To be done
Repeat the records exactly. Every line must match.

Exercise inputs
● ● ● ●

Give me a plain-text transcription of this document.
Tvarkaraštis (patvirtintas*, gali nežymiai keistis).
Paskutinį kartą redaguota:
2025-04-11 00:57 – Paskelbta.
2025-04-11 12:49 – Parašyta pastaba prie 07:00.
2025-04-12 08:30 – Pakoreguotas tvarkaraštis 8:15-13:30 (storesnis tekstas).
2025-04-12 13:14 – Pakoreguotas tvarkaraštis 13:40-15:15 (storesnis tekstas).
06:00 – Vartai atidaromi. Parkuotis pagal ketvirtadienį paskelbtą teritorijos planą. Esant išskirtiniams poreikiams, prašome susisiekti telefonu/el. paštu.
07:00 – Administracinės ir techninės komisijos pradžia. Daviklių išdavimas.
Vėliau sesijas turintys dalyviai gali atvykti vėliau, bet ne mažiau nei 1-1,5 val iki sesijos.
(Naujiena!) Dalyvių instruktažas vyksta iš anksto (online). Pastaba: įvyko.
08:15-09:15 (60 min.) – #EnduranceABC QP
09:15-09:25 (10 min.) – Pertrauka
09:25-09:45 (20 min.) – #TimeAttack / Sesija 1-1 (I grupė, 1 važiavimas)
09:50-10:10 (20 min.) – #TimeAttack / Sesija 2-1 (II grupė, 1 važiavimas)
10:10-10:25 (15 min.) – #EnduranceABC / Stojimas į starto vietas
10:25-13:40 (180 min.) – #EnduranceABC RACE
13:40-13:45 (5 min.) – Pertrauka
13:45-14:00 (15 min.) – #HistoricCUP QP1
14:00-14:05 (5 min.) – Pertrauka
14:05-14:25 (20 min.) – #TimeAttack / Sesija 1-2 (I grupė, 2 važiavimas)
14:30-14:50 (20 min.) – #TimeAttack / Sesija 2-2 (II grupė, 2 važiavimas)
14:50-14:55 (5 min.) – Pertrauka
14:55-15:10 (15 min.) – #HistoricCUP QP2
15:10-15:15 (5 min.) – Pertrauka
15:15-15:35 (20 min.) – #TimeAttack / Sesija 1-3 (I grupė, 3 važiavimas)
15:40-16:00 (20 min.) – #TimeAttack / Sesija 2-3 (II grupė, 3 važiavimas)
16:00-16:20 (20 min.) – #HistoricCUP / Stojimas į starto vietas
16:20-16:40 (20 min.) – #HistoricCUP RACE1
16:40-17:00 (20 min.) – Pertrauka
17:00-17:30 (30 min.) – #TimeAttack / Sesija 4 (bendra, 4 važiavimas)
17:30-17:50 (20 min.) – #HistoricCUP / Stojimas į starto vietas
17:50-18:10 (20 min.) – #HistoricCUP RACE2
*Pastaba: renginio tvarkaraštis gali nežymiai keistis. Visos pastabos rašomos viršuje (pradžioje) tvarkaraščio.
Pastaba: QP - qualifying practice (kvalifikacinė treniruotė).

● ● ● ●

Answer for this exercise
Give me a plain-text transcription of this document.
Tvarkaraštis (patvirtintas*, gali nežymiai keistis).
Paskutinį kartą redaguota:
2025-04-11 00:57 – Paskelbta.
2025-04-11 12:49 – Parašyta pastaba prie 07:00.
2025-04-12 08:30 – Pakoreguotas tvarkaraštis 8:15-13:30 (storesnis tekstas).
2025-04-12 13:14 – Pakoreguotas tvarkaraštis 13:40-15:15 (storesnis tekstas).
06:00 – Vartai atidaromi. Parkuotis pagal ketvirtadienį paskelbtą teritorijos planą. Esant išskirtiniams poreikiams, prašome susisiekti telefonu/el. paštu.
07:00 – Administracinės ir techninės komisijos pradžia. Daviklių išdavimas.
Vėliau sesijas turintys dalyviai gali atvykti vėliau, bet ne mažiau nei 1-1,5 val iki sesijos.
(Naujiena!) Dalyvių instruktažas vyksta iš anksto (online). Pastaba: įvyko.
08:15-09:15 (60 min.) – #EnduranceABC QP
09:15-09:25 (10 min.) – Pertrauka
09:25-09:45 (20 min.) – #TimeAttack / Sesija 1-1 (I grupė, 1 važiavimas)
09:50-10:10 (20 min.) – #TimeAttack / Sesija 2-1 (II grupė, 1 važiavimas)
10:10-10:25 (15 min.) – #EnduranceABC / Stojimas į starto vietas
10:25-13:40 (180 min.) – #EnduranceABC RACE
13:40-13:45 (5 min.) – Pertrauka
13:45-14:00 (15 min.) – #HistoricCUP QP1
14:00-14:05 (5 min.) – Pertrauka
14:05-14:25 (20 min.) – #TimeAttack / Sesija 1-2 (I grupė, 2 važiavimas)
14:30-14:50 (20 min.) – #TimeAttack / Sesija 2-2 (II grupė, 2 važiavimas)
14:50-14:55 (5 min.) – Pertrauka
14:55-15:10 (15 min.) – #HistoricCUP QP2
15:10-15:15 (5 min.) – Pertrauka
15:15-15:35 (20 min.) – #TimeAttack / Sesija 1-3 (I grupė, 3 važiavimas)
15:40-16:00 (20 min.) – #TimeAttack / Sesija 2-3 (II grupė, 3 važiavimas)
16:00-16:20 (20 min.) – #HistoricCUP / Stojimas į starto vietas
16:20-16:40 (20 min.) – #HistoricCUP RACE1
16:40-17:00 (20 min.) – Pertrauka
17:00-17:30 (30 min.) – #TimeAttack / Sesija 4 (bendra, 4 važiavimas)
17:30-17:50 (20 min.) – #HistoricCUP / Stojimas į starto vietas
17:50-18:10 (20 min.) – #HistoricCUP RACE2
*Pastaba: renginio tvarkaraštis gali nežymiai keistis. Visos pastabos rašomos viršuje (pradžioje) tvarkaraščio.
Pastaba: QP - qualifying practice (kvalifikacinė treniruotė).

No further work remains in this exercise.